Dataset entries:
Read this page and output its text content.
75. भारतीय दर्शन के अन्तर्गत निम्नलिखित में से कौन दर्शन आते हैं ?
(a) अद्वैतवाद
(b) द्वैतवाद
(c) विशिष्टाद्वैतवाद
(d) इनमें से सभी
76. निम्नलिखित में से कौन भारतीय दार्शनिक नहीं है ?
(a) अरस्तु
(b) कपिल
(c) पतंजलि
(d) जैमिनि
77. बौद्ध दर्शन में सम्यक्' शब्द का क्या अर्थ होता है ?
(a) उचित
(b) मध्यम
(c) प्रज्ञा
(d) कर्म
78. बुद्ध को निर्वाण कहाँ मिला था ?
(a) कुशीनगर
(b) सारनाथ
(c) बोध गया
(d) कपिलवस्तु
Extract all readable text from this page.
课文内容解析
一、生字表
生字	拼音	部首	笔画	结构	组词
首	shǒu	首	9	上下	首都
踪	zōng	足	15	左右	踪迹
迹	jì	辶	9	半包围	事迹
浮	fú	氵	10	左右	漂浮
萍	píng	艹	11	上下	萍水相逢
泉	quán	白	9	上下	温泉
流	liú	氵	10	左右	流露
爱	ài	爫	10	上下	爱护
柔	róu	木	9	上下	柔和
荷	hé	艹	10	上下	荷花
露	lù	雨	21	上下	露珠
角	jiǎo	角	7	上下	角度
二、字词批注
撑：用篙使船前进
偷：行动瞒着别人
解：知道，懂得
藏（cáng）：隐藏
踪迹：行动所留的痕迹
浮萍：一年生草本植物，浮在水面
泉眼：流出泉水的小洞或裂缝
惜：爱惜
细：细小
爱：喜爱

**TASK TO COMPLETE:** Quote exactly the line containing "Extract all readable text from this page." and every later line through the end of the listing, and no other lines.

**RESULT FOR THIS EXERCISE:**
Extract all readable text from this page.
课文内容解析
一、生字表
生字	拼音	部首	笔画	结构	组词
首	shǒu	首	9	上下	首都
踪	zōng	足	15	左右	踪迹
迹	jì	辶	9	半包围	事迹
浮	fú	氵	10	左右	漂浮
萍	píng	艹	11	上下	萍水相逢
泉	quán	白	9	上下	温泉
流	liú	氵	10	左右	流露
爱	ài	爫	10	上下	爱护
柔	róu	木	9	上下	柔和
荷	hé	艹	10	上下	荷花
露	lù	雨	21	上下	露珠
角	jiǎo	角	7	上下	角度
二、字词批注
撑：用篙使船前进
偷：行动瞒着别人
解：知道，懂得
藏（cáng）：隐藏
踪迹：行动所留的痕迹
浮萍：一年生草本植物，浮在水面
泉眼：流出泉水的小洞或裂缝
惜：爱惜
细：细小
爱：喜爱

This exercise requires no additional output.